══ Records for the exercise ══
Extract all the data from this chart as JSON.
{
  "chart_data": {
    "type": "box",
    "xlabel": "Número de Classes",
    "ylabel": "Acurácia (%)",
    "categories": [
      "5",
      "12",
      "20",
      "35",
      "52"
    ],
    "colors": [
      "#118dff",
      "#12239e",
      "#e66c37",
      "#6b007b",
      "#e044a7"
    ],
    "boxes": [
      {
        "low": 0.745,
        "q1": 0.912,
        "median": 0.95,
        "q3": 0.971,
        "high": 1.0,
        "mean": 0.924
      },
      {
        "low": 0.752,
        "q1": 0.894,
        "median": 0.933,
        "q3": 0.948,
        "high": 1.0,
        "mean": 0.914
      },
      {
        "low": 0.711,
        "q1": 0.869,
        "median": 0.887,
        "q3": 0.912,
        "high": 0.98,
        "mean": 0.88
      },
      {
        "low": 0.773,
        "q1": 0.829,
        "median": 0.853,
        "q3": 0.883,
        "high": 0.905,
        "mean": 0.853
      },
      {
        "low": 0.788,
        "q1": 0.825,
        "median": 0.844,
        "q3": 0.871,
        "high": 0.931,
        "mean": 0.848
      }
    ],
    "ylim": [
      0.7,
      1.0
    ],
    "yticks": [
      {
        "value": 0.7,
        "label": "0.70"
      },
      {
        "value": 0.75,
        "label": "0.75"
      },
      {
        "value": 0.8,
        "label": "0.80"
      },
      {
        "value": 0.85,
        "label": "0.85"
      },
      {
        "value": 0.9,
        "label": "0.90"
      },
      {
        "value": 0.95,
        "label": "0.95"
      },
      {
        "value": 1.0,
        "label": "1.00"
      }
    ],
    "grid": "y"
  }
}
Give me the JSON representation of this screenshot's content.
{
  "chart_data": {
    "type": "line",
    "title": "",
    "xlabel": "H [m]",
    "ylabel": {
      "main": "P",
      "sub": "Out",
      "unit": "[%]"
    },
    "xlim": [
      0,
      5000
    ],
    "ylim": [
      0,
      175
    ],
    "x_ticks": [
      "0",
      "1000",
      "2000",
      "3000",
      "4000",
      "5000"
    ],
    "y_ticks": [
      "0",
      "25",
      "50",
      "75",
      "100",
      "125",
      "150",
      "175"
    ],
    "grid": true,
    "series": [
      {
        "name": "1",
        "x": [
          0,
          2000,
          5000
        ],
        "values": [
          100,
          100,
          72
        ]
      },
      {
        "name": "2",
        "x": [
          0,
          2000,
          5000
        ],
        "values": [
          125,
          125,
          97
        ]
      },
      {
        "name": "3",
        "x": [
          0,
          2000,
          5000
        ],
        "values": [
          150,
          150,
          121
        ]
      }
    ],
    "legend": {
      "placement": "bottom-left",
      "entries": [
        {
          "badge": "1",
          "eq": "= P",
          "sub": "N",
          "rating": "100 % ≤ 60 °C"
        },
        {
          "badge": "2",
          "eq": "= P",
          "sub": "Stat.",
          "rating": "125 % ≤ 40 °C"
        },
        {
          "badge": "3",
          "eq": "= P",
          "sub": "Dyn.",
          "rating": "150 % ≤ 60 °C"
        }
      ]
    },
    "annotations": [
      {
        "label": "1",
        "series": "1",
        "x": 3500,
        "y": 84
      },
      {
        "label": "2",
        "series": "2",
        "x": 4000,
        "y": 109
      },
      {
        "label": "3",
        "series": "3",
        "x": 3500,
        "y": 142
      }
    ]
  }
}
═══
Brief - Return only those lines of the records that contain the string "mean".

Right answer -
        "mean": 0.924
        "mean": 0.914
        "mean": 0.88
        "mean": 0.853
        "mean": 0.848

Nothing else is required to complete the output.